— Exercise objective —
Pick out the lines below that contain the string "Felix" and copy them all.

— Exercise materials —
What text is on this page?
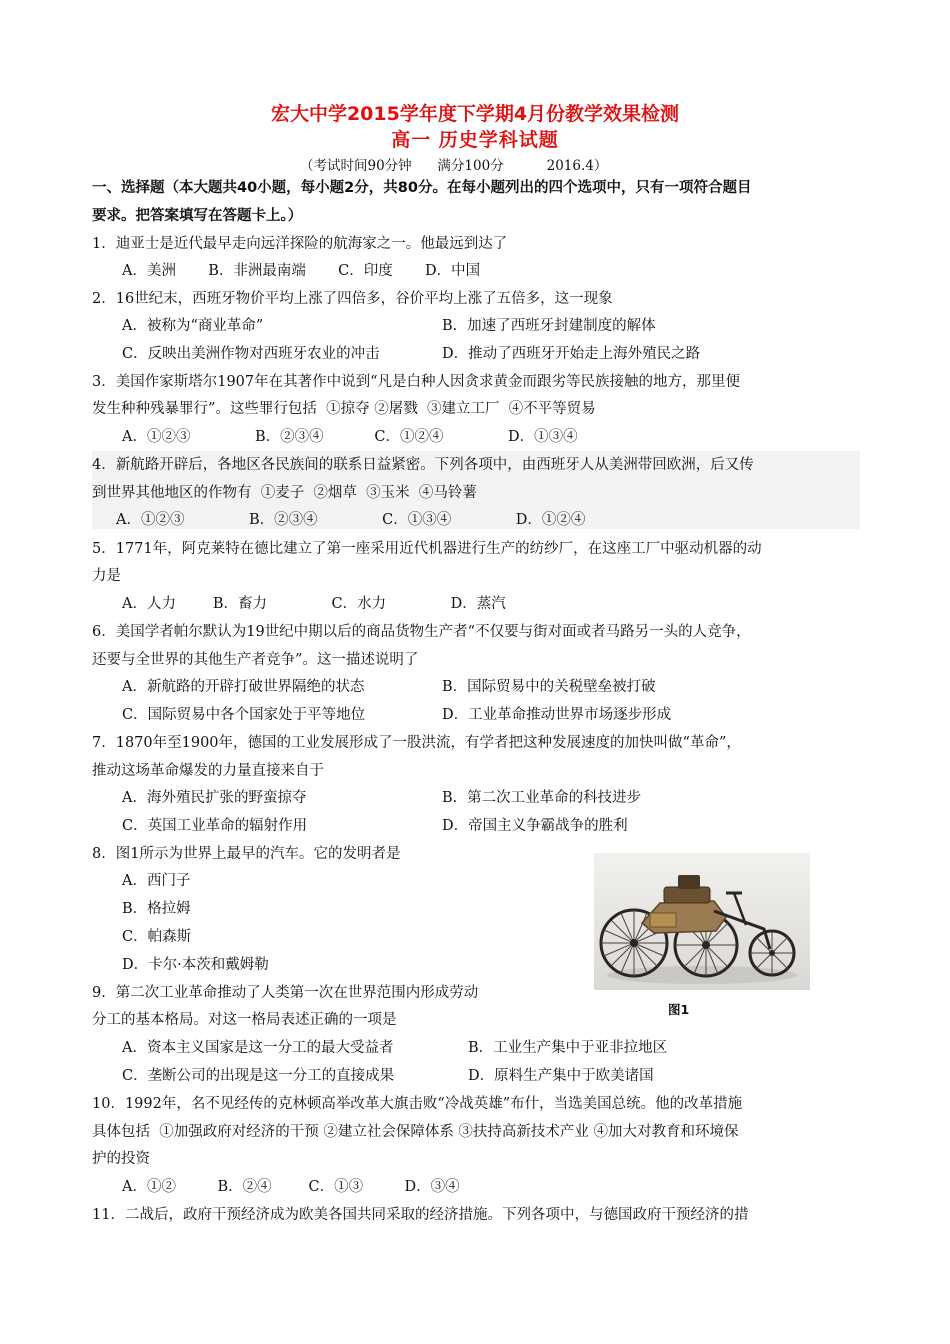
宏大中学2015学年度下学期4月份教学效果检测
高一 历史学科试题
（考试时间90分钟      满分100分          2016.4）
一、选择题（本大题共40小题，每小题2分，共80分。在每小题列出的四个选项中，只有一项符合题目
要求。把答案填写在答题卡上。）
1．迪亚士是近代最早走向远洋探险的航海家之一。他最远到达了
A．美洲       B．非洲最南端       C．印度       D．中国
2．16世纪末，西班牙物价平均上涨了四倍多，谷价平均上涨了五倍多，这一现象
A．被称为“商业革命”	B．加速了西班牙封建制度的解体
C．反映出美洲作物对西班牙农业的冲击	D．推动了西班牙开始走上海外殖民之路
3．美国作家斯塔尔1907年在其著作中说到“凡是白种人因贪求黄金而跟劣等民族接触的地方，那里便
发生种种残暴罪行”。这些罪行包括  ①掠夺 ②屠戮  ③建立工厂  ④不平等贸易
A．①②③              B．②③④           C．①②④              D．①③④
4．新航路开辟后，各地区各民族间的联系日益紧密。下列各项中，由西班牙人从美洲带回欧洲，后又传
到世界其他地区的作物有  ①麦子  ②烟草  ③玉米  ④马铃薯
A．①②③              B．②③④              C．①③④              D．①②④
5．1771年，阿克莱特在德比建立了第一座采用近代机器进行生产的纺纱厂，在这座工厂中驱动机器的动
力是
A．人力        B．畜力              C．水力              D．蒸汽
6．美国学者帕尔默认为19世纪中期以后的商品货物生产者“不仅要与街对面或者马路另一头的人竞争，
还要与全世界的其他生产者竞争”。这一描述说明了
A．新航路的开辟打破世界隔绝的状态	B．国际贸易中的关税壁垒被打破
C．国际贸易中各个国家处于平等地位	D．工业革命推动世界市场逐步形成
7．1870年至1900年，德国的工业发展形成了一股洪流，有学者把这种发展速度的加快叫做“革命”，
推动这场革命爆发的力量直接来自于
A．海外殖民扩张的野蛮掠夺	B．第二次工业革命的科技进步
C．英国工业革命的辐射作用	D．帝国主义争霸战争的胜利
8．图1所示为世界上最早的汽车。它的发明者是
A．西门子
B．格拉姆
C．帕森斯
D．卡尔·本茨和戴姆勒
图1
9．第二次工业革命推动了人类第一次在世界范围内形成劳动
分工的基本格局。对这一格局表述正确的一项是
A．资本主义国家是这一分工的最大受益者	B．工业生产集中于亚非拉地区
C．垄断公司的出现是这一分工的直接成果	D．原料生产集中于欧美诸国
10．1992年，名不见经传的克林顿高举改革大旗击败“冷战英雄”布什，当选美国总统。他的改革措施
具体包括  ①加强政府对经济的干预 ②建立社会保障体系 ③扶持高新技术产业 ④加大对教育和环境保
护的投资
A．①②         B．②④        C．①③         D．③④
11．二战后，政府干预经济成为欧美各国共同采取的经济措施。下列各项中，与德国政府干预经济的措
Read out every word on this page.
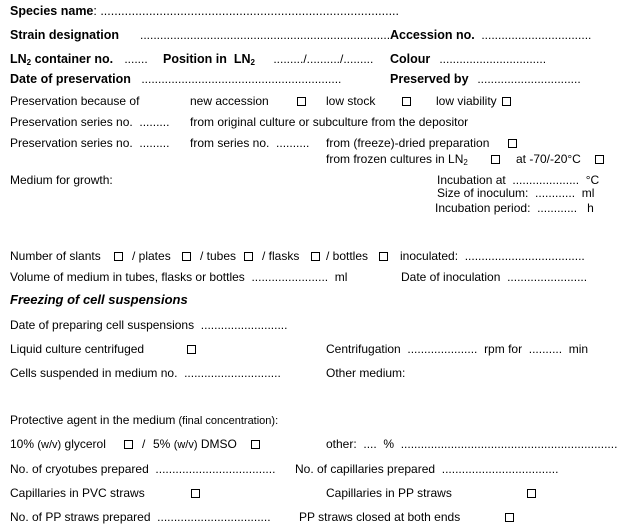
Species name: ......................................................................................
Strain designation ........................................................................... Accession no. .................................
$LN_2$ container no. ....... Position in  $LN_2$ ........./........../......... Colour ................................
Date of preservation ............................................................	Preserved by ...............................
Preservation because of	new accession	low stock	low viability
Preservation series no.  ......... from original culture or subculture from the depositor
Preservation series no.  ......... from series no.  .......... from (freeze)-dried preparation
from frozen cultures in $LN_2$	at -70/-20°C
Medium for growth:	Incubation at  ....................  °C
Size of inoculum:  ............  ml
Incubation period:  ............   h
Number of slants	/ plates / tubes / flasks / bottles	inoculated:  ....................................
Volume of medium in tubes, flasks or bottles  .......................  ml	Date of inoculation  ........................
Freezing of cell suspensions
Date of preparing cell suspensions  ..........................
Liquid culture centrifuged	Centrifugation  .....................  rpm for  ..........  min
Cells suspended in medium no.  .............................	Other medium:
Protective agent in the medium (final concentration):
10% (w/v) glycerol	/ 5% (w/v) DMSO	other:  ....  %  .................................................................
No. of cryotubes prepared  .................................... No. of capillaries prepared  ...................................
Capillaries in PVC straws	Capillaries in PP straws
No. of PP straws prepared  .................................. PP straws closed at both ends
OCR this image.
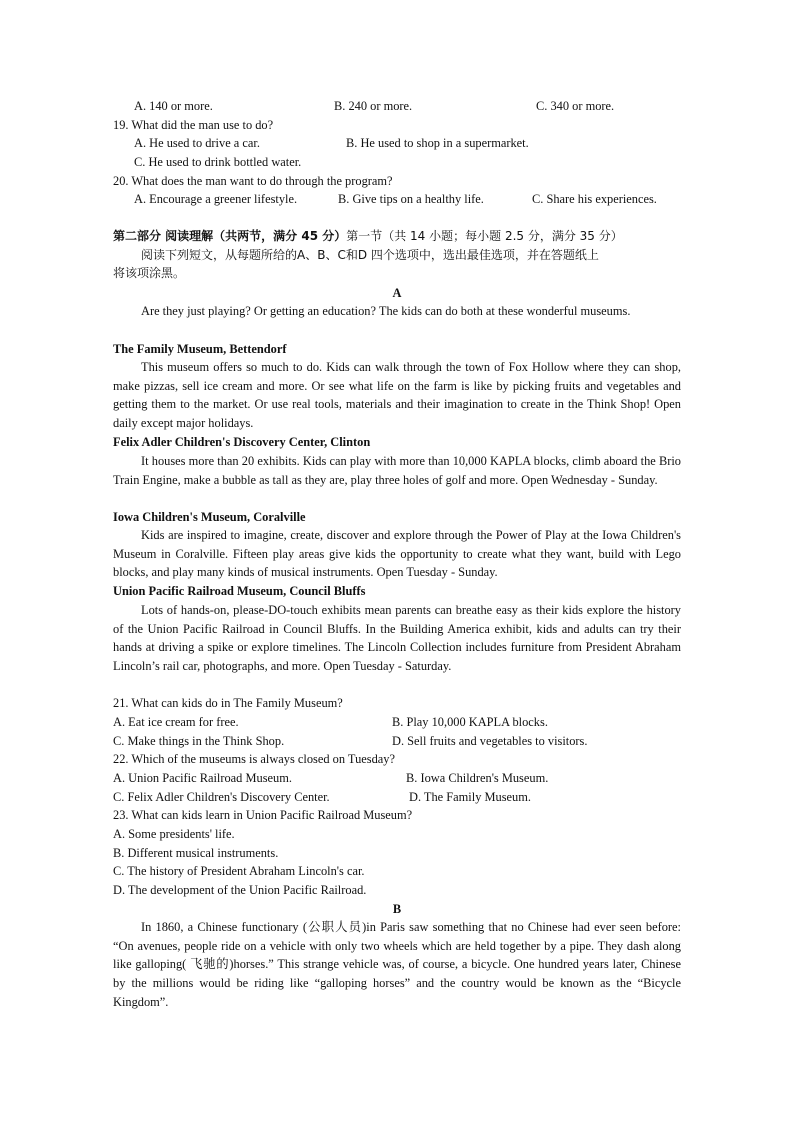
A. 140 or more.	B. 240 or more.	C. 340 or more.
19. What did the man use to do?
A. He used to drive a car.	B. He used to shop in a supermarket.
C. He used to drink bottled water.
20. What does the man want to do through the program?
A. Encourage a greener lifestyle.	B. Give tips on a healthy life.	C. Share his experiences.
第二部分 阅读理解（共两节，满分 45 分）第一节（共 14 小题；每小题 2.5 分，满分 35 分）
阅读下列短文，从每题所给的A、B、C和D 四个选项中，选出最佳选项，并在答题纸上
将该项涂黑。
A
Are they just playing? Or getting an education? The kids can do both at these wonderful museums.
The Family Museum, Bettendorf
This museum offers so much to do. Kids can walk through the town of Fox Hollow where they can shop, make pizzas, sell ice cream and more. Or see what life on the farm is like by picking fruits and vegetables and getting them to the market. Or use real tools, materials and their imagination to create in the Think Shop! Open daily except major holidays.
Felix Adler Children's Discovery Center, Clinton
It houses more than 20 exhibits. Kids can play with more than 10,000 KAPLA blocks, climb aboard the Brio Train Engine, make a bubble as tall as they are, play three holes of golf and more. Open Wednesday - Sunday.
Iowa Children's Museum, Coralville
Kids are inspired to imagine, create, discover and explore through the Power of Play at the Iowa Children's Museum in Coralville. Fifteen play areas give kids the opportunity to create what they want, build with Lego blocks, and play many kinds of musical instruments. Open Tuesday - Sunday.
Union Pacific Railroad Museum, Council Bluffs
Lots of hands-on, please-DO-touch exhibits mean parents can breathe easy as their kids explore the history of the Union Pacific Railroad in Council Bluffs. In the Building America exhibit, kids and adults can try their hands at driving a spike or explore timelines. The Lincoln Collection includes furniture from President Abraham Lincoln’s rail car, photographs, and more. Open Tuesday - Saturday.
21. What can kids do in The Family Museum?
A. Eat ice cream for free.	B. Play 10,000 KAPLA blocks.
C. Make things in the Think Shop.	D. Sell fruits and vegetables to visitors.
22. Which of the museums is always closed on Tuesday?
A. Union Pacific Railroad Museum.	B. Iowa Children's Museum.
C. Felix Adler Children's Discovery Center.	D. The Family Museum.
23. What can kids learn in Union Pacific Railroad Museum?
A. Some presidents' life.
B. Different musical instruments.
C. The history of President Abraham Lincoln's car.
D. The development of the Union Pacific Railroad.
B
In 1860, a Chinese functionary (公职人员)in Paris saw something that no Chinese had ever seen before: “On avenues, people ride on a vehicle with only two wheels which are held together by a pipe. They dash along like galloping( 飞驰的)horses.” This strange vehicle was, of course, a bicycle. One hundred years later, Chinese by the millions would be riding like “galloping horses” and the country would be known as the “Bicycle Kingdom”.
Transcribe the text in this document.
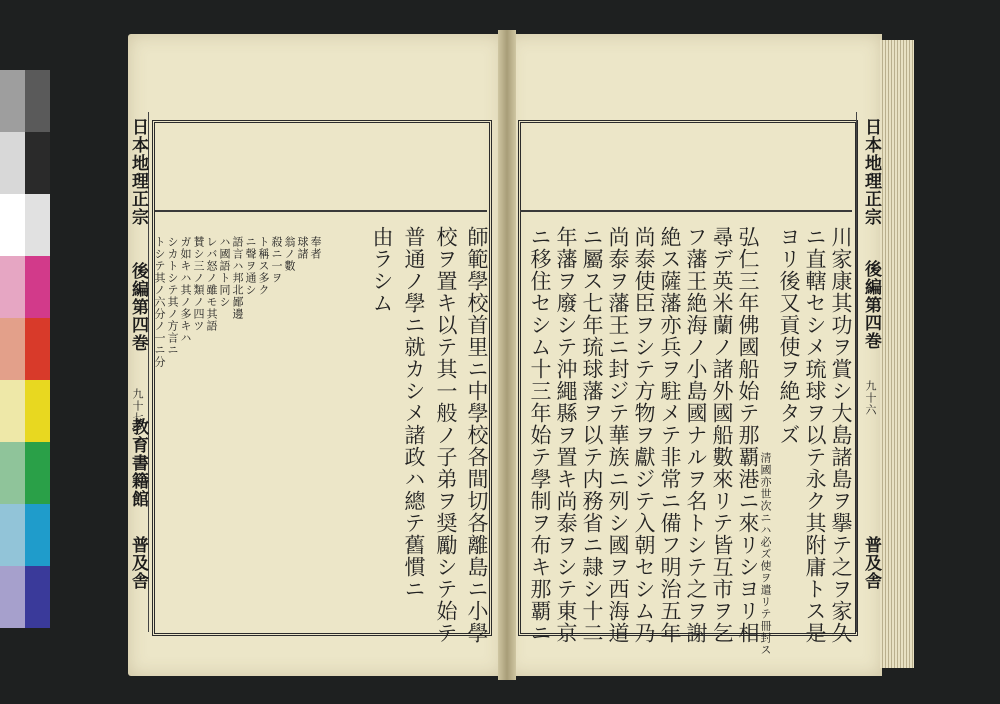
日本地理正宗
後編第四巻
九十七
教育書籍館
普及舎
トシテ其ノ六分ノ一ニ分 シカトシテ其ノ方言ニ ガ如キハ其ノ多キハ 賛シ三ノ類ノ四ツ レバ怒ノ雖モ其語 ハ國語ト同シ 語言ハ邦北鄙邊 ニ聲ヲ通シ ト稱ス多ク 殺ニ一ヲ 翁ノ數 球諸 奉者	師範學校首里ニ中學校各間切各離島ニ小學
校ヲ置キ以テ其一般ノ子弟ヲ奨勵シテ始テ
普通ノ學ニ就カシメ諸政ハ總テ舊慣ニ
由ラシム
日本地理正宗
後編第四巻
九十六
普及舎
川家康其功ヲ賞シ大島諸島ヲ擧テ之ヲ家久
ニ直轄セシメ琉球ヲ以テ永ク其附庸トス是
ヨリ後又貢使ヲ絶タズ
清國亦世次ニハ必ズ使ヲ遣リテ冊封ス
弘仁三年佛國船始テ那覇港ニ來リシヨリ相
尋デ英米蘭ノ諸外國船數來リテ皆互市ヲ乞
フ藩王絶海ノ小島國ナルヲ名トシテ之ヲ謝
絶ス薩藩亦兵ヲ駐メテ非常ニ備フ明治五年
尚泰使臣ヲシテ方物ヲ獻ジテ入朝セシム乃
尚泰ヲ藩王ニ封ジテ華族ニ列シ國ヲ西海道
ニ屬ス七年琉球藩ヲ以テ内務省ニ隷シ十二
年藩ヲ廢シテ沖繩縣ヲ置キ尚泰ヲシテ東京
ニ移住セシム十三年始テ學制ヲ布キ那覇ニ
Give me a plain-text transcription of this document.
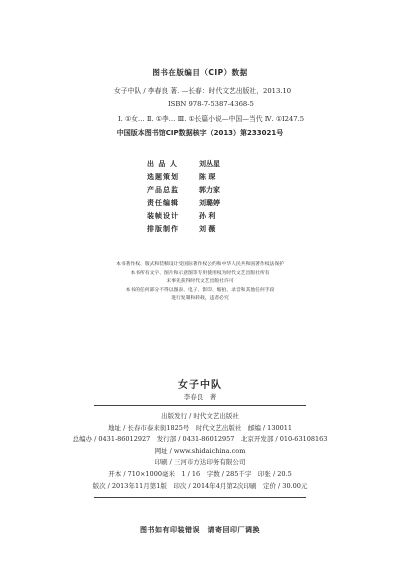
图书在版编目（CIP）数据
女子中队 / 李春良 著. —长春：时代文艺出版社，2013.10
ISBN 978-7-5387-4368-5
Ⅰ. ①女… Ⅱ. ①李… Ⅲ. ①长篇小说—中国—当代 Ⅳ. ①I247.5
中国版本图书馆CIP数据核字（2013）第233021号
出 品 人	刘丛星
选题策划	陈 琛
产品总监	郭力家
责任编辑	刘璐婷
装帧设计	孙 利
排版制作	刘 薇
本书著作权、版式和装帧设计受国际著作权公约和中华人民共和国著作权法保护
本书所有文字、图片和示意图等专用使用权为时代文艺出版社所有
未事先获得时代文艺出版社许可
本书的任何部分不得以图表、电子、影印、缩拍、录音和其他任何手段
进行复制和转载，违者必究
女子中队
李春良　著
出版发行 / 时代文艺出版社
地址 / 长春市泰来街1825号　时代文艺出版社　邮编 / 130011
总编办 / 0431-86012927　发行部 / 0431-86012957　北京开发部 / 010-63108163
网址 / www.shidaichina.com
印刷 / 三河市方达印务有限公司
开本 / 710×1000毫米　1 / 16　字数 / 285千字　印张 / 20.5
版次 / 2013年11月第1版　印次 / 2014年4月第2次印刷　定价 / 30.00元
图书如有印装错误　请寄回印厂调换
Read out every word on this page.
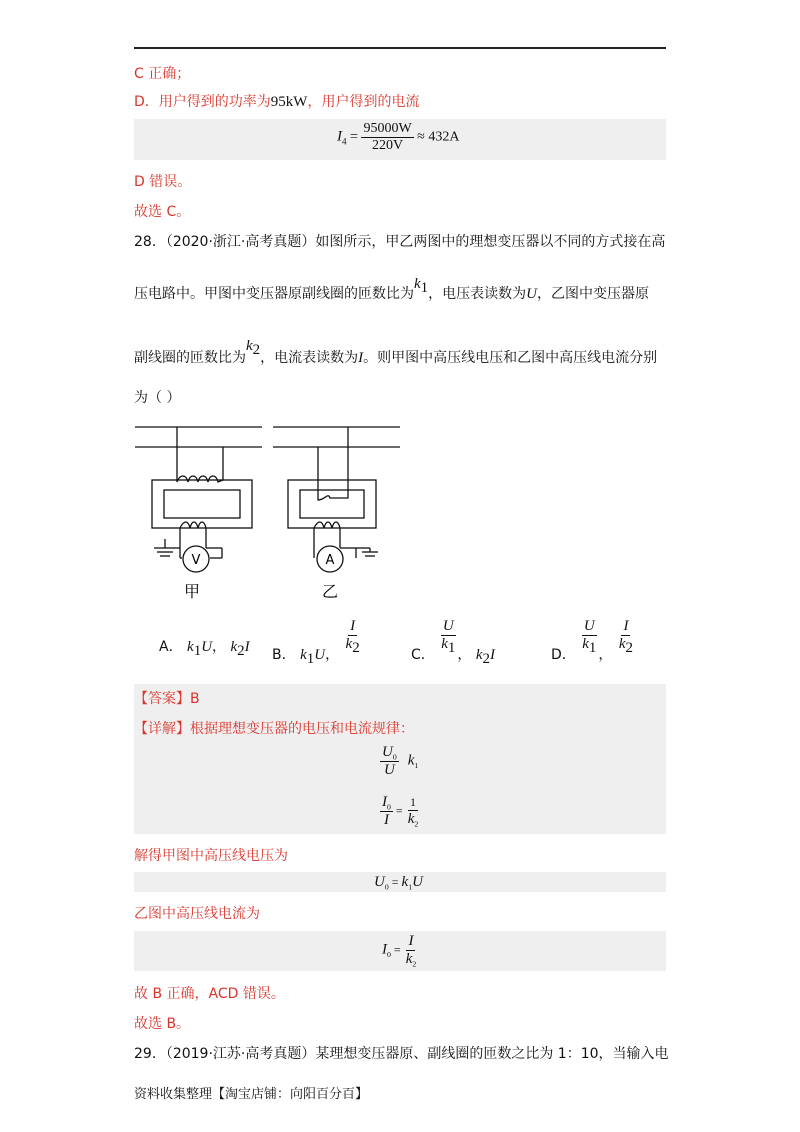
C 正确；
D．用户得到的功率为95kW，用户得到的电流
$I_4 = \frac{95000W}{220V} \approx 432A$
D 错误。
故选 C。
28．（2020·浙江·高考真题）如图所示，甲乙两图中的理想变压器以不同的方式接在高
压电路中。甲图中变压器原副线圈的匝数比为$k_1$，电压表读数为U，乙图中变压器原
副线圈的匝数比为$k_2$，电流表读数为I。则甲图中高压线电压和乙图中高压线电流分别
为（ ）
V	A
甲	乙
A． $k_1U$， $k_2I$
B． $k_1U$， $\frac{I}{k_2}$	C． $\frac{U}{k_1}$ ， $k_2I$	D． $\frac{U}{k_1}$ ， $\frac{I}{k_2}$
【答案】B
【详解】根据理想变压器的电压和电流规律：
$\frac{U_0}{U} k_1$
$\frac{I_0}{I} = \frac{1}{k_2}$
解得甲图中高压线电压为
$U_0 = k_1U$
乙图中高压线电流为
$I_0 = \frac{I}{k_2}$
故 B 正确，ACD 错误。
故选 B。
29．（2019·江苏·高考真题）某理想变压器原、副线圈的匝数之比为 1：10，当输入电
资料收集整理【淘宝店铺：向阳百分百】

— Task result —
Felix Adler Children's Discovery Center, Clinton
C. Felix Adler Children's Discovery Center.	D. The Family Museum.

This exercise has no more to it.